### Data for processing
start
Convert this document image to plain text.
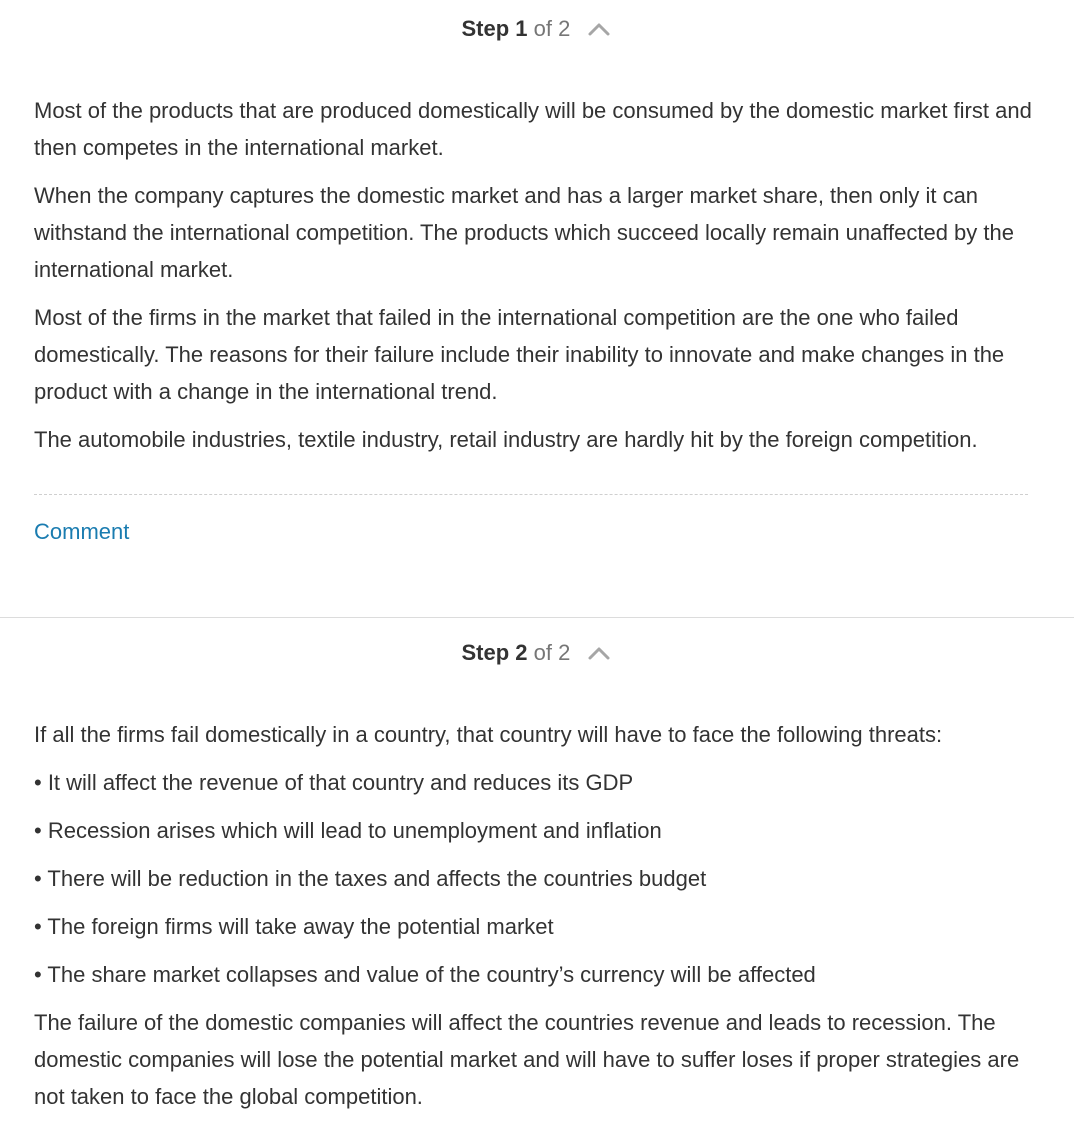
Step 1 of 2

Most of the products that are produced domestically will be consumed by the domestic market first and then competes in the international market.

When the company captures the domestic market and has a larger market share, then only it can withstand the international competition. The products which succeed locally remain unaffected by the international market.

Most of the firms in the market that failed in the international competition are the one who failed domestically. The reasons for their failure include their inability to innovate and make changes in the product with a change in the international trend.

The automobile industries, textile industry, retail industry are hardly hit by the foreign competition.

Comment
Step 2 of 2

If all the firms fail domestically in a country, that country will have to face the following threats:

• It will affect the revenue of that country and reduces its GDP

• Recession arises which will lead to unemployment and inflation

• There will be reduction in the taxes and affects the countries budget

• The foreign firms will take away the potential market

• The share market collapses and value of the country’s currency will be affected

The failure of the domestic companies will affect the countries revenue and leads to recession. The domestic companies will lose the potential market and will have to suffer loses if proper strategies are not taken to face the global competition.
end
Omit each picture, then return all of the listing exactly as it stands.

### Task output
Convert this document image to plain text.
Step 1 of 2

Most of the products that are produced domestically will be consumed by the domestic market first and then competes in the international market.

When the company captures the domestic market and has a larger market share, then only it can withstand the international competition. The products which succeed locally remain unaffected by the international market.

Most of the firms in the market that failed in the international competition are the one who failed domestically. The reasons for their failure include their inability to innovate and make changes in the product with a change in the international trend.

The automobile industries, textile industry, retail industry are hardly hit by the foreign competition.

Comment
Step 2 of 2

If all the firms fail domestically in a country, that country will have to face the following threats:

• It will affect the revenue of that country and reduces its GDP

• Recession arises which will lead to unemployment and inflation

• There will be reduction in the taxes and affects the countries budget

• The foreign firms will take away the potential market

• The share market collapses and value of the country’s currency will be affected

The failure of the domestic companies will affect the countries revenue and leads to recession. The domestic companies will lose the potential market and will have to suffer loses if proper strategies are not taken to face the global competition.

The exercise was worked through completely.